Transcribe the material word for word, but without the images.

(Stored data entries)
^^^^
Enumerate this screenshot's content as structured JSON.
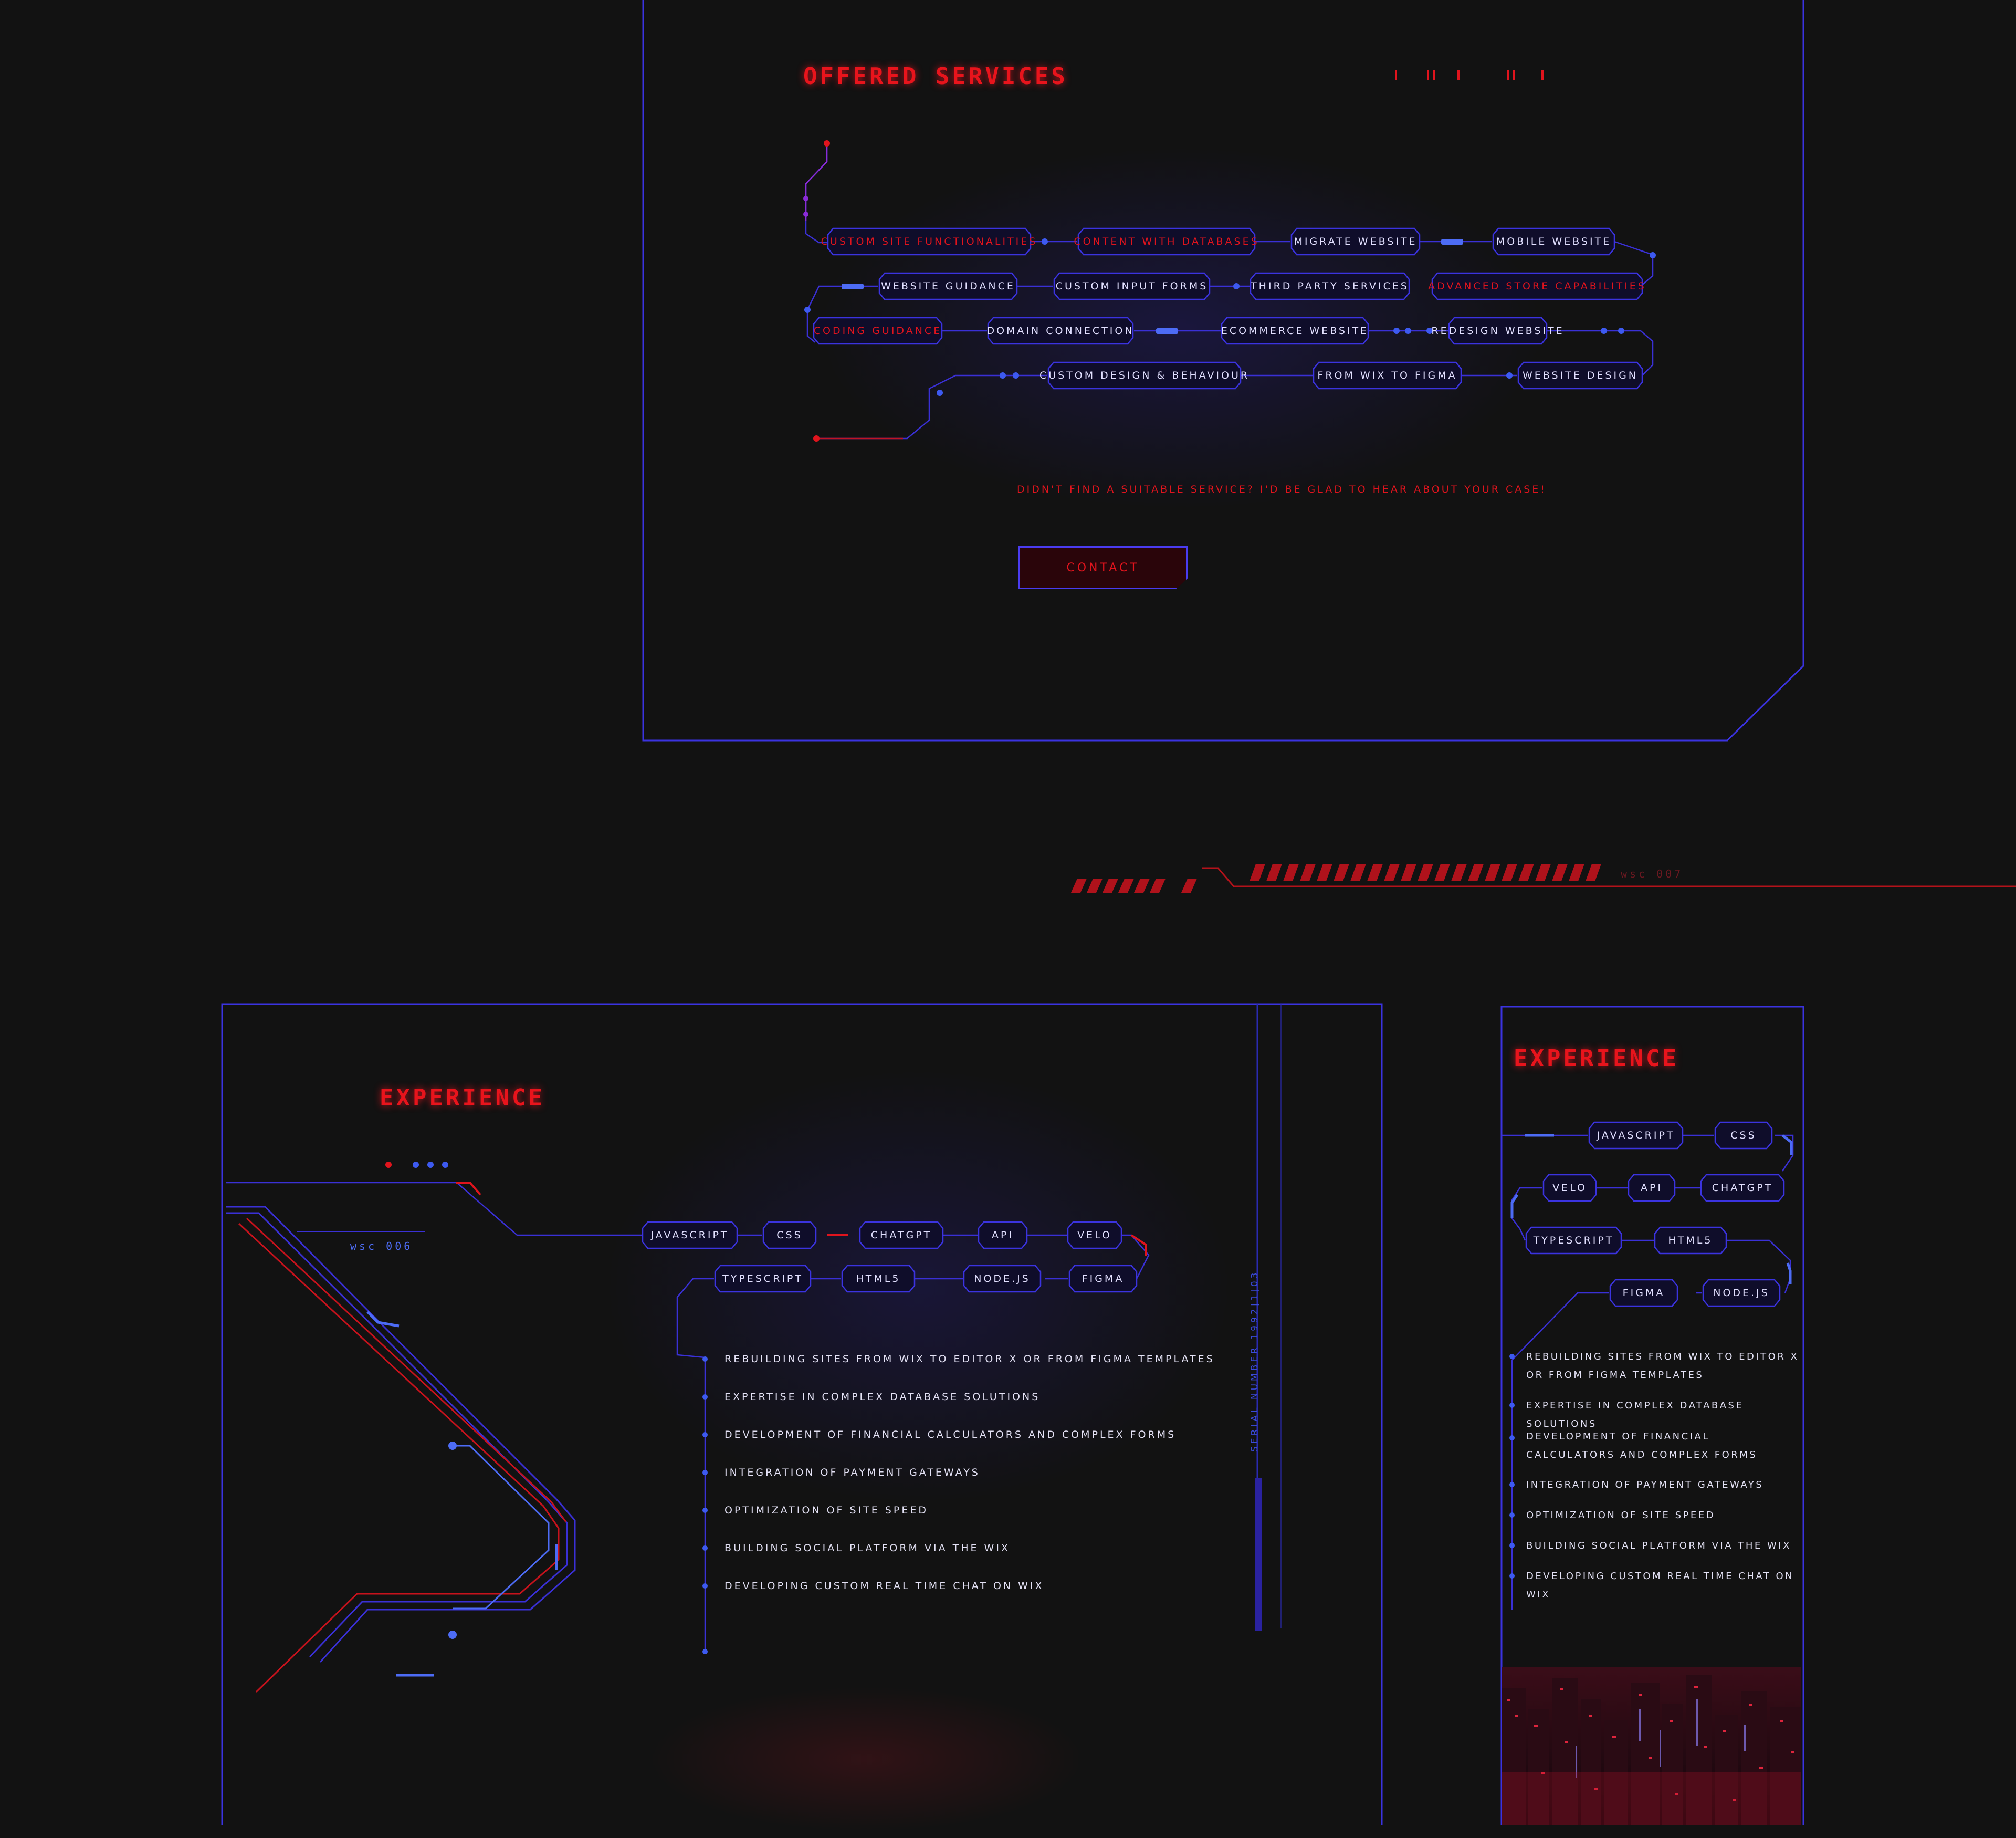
{
  "colors": {
    "background": "#121212",
    "border_blue": "#3b33e0",
    "accent_red": "#e8141c",
    "node_blue": "#4b6ff0"
  },
  "services": {
    "title": "OFFERED SERVICES",
    "rows": [
      [
        {
          "label": "Custom site functionalities",
          "accent": true
        },
        {
          "label": "Content with databases",
          "accent": true
        },
        {
          "label": "Migrate website",
          "accent": false
        },
        {
          "label": "Mobile website",
          "accent": false
        }
      ],
      [
        {
          "label": "Website guidance",
          "accent": false
        },
        {
          "label": "Custom input forms",
          "accent": false
        },
        {
          "label": "Third party services",
          "accent": false
        },
        {
          "label": "Advanced store capabilities",
          "accent": true
        }
      ],
      [
        {
          "label": "Coding guidance",
          "accent": true
        },
        {
          "label": "Domain connection",
          "accent": false
        },
        {
          "label": "eCommerce website",
          "accent": false
        },
        {
          "label": "Redesign website",
          "accent": false
        }
      ],
      [
        {
          "label": "Custom design & behaviour",
          "accent": false
        },
        {
          "label": "From Wix to Figma",
          "accent": false
        },
        {
          "label": "Website design",
          "accent": false
        }
      ]
    ],
    "cta_text": "DIDN'T FIND A SUITABLE SERVICE? I'D BE GLAD TO HEAR ABOUT YOUR CASE!",
    "contact_label": "CONTACT"
  },
  "divider": {
    "code": "wsc 007"
  },
  "experience": {
    "title": "EXPERIENCE",
    "code": "wsc 006",
    "serial": "SERIAL NUMBER 1992|1|03",
    "skills_row1": [
      "JavaScript",
      "CSS",
      "ChatGPT",
      "API",
      "Velo"
    ],
    "skills_row2": [
      "TypeScript",
      "HTML5",
      "Node.js",
      "Figma"
    ],
    "bullets": [
      "Rebuilding sites from wix to editor x or from figma templates",
      "Expertise in complex database solutions",
      "Development of financial calculators and complex forms",
      "Integration of payment gateways",
      "Optimization of site speed",
      "Building social platform via the wix",
      "Developing custom real time chat on wix"
    ]
  },
  "experience_mobile": {
    "title": "EXPERIENCE",
    "skills_rows": [
      [
        "JavaScript",
        "CSS"
      ],
      [
        "Velo",
        "API",
        "ChatGPT"
      ],
      [
        "TypeScript",
        "HTML5"
      ],
      [
        "Figma",
        "Node.js"
      ]
    ],
    "bullets": [
      "Rebuilding sites from wix to editor x or from figma templates",
      "Expertise in complex database solutions",
      "Development of financial calculators and complex forms",
      "Integration of payment gateways",
      "Optimization of site speed",
      "Building social platform via the wix",
      "Developing custom real time chat on wix"
    ]
  }
}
^^^^
Result for this task:
Enumerate this screenshot's content as structured JSON.
{
  "colors": {
    "background": "#121212",
    "border_blue": "#3b33e0",
    "accent_red": "#e8141c",
    "node_blue": "#4b6ff0"
  },
  "services": {
    "title": "OFFERED SERVICES",
    "rows": [
      [
        {
          "label": "Custom site functionalities",
          "accent": true
        },
        {
          "label": "Content with databases",
          "accent": true
        },
        {
          "label": "Migrate website",
          "accent": false
        },
        {
          "label": "Mobile website",
          "accent": false
        }
      ],
      [
        {
          "label": "Website guidance",
          "accent": false
        },
        {
          "label": "Custom input forms",
          "accent": false
        },
        {
          "label": "Third party services",
          "accent": false
        },
        {
          "label": "Advanced store capabilities",
          "accent": true
        }
      ],
      [
        {
          "label": "Coding guidance",
          "accent": true
        },
        {
          "label": "Domain connection",
          "accent": false
        },
        {
          "label": "eCommerce website",
          "accent": false
        },
        {
          "label": "Redesign website",
          "accent": false
        }
      ],
      [
        {
          "label": "Custom design & behaviour",
          "accent": false
        },
        {
          "label": "From Wix to Figma",
          "accent": false
        },
        {
          "label": "Website design",
          "accent": false
        }
      ]
    ],
    "cta_text": "DIDN'T FIND A SUITABLE SERVICE? I'D BE GLAD TO HEAR ABOUT YOUR CASE!",
    "contact_label": "CONTACT"
  },
  "divider": {
    "code": "wsc 007"
  },
  "experience": {
    "title": "EXPERIENCE",
    "code": "wsc 006",
    "serial": "SERIAL NUMBER 1992|1|03",
    "skills_row1": [
      "JavaScript",
      "CSS",
      "ChatGPT",
      "API",
      "Velo"
    ],
    "skills_row2": [
      "TypeScript",
      "HTML5",
      "Node.js",
      "Figma"
    ],
    "bullets": [
      "Rebuilding sites from wix to editor x or from figma templates",
      "Expertise in complex database solutions",
      "Development of financial calculators and complex forms",
      "Integration of payment gateways",
      "Optimization of site speed",
      "Building social platform via the wix",
      "Developing custom real time chat on wix"
    ]
  },
  "experience_mobile": {
    "title": "EXPERIENCE",
    "skills_rows": [
      [
        "JavaScript",
        "CSS"
      ],
      [
        "Velo",
        "API",
        "ChatGPT"
      ],
      [
        "TypeScript",
        "HTML5"
      ],
      [
        "Figma",
        "Node.js"
      ]
    ],
    "bullets": [
      "Rebuilding sites from wix to editor x or from figma templates",
      "Expertise in complex database solutions",
      "Development of financial calculators and complex forms",
      "Integration of payment gateways",
      "Optimization of site speed",
      "Building social platform via the wix",
      "Developing custom real time chat on wix"
    ]
  }
}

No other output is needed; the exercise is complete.